START Material supplied

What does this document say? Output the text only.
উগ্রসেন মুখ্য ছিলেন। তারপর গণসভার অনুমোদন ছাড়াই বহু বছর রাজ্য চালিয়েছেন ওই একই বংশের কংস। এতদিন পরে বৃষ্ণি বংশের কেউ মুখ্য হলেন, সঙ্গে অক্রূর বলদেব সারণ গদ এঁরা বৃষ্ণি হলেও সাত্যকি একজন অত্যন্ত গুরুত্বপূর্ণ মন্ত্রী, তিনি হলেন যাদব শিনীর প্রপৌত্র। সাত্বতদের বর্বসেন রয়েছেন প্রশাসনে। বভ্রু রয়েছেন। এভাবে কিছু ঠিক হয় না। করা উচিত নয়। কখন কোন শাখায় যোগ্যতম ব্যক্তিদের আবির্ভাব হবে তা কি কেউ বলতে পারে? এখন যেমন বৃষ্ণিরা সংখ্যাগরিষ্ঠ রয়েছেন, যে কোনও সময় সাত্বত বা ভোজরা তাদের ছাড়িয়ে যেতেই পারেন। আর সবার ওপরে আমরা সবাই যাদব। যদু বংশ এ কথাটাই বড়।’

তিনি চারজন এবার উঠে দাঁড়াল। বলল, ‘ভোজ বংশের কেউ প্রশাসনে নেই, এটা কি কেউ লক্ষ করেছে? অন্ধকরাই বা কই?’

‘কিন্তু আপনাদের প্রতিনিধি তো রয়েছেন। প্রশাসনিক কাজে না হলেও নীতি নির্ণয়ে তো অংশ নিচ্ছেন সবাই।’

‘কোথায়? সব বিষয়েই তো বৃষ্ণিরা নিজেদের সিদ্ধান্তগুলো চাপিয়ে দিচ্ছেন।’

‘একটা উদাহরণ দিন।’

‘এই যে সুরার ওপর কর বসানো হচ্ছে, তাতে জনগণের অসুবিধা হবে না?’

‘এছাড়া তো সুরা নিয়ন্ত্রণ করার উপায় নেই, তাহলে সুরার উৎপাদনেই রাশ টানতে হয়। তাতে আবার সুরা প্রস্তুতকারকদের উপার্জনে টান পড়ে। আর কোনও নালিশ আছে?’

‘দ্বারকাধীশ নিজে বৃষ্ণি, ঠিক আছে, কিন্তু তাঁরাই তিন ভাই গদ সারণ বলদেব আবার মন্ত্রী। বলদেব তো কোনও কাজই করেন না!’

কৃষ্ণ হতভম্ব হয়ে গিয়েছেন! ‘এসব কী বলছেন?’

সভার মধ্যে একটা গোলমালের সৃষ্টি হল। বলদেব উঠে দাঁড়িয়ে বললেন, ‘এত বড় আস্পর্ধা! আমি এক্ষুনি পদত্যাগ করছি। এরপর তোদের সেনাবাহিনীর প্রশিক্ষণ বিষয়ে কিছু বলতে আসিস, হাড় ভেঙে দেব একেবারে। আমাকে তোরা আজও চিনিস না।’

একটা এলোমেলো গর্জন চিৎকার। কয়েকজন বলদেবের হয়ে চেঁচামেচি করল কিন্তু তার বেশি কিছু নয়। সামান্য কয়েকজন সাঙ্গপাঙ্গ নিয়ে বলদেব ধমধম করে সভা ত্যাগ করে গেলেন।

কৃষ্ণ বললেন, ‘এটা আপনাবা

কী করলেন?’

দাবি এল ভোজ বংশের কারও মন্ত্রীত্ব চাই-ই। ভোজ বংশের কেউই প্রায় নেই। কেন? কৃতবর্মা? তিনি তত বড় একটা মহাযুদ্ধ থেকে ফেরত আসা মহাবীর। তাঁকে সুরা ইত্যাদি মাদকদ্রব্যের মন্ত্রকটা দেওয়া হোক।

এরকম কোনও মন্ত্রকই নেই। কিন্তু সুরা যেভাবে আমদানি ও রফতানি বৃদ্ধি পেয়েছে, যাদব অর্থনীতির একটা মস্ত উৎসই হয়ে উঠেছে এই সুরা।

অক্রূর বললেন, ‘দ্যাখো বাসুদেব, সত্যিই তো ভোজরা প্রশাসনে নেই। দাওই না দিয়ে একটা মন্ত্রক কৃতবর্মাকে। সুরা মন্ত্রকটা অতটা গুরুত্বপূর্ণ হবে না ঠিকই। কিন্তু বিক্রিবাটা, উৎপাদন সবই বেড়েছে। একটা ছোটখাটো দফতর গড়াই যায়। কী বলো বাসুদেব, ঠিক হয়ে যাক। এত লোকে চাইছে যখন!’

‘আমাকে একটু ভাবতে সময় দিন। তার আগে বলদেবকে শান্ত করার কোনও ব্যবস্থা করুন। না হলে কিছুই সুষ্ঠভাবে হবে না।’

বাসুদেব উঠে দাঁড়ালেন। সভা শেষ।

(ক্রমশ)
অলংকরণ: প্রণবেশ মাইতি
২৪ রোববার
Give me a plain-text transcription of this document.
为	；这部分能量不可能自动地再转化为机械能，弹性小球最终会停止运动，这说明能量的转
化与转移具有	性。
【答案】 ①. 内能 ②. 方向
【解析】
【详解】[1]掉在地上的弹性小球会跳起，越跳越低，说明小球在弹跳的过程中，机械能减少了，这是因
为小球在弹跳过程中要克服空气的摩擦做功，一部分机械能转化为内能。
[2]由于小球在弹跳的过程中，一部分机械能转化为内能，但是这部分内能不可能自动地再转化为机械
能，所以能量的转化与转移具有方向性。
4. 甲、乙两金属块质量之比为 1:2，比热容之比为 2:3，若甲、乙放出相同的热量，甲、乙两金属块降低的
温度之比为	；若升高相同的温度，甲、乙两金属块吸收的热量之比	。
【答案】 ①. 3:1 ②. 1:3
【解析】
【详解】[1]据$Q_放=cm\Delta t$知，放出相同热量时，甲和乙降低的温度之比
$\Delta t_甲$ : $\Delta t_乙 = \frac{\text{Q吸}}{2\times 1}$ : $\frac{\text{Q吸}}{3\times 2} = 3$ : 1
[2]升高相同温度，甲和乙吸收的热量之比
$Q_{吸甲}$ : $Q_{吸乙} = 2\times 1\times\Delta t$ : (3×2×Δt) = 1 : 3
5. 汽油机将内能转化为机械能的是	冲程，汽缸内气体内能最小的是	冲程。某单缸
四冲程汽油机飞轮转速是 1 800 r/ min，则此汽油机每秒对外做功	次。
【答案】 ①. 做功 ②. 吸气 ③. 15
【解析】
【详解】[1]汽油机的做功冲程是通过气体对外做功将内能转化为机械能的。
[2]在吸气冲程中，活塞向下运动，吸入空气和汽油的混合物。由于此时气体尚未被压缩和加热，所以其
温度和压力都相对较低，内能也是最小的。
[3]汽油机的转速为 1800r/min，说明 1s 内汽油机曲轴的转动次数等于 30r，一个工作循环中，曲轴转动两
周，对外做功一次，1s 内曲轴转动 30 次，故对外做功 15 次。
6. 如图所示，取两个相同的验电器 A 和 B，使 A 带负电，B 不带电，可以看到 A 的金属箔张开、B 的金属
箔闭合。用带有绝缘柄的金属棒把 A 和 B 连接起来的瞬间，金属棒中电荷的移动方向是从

END Material supplied

§ Required work: Starting with the line that contains "Give me a plain-text", return each line through the last one of the data above, exactly as written and nothing more.

§ Output for this task:
Give me a plain-text transcription of this document.
为	；这部分能量不可能自动地再转化为机械能，弹性小球最终会停止运动，这说明能量的转
化与转移具有	性。
【答案】 ①. 内能 ②. 方向
【解析】
【详解】[1]掉在地上的弹性小球会跳起，越跳越低，说明小球在弹跳的过程中，机械能减少了，这是因
为小球在弹跳过程中要克服空气的摩擦做功，一部分机械能转化为内能。
[2]由于小球在弹跳的过程中，一部分机械能转化为内能，但是这部分内能不可能自动地再转化为机械
能，所以能量的转化与转移具有方向性。
4. 甲、乙两金属块质量之比为 1:2，比热容之比为 2:3，若甲、乙放出相同的热量，甲、乙两金属块降低的
温度之比为	；若升高相同的温度，甲、乙两金属块吸收的热量之比	。
【答案】 ①. 3:1 ②. 1:3
【解析】
【详解】[1]据$Q_放=cm\Delta t$知，放出相同热量时，甲和乙降低的温度之比
$\Delta t_甲$ : $\Delta t_乙 = \frac{\text{Q吸}}{2\times 1}$ : $\frac{\text{Q吸}}{3\times 2} = 3$ : 1
[2]升高相同温度，甲和乙吸收的热量之比
$Q_{吸甲}$ : $Q_{吸乙} = 2\times 1\times\Delta t$ : (3×2×Δt) = 1 : 3
5. 汽油机将内能转化为机械能的是	冲程，汽缸内气体内能最小的是	冲程。某单缸
四冲程汽油机飞轮转速是 1 800 r/ min，则此汽油机每秒对外做功	次。
【答案】 ①. 做功 ②. 吸气 ③. 15
【解析】
【详解】[1]汽油机的做功冲程是通过气体对外做功将内能转化为机械能的。
[2]在吸气冲程中，活塞向下运动，吸入空气和汽油的混合物。由于此时气体尚未被压缩和加热，所以其
温度和压力都相对较低，内能也是最小的。
[3]汽油机的转速为 1800r/min，说明 1s 内汽油机曲轴的转动次数等于 30r，一个工作循环中，曲轴转动两
周，对外做功一次，1s 内曲轴转动 30 次，故对外做功 15 次。
6. 如图所示，取两个相同的验电器 A 和 B，使 A 带负电，B 不带电，可以看到 A 的金属箔张开、B 的金属
箔闭合。用带有绝缘柄的金属棒把 A 和 B 连接起来的瞬间，金属棒中电荷的移动方向是从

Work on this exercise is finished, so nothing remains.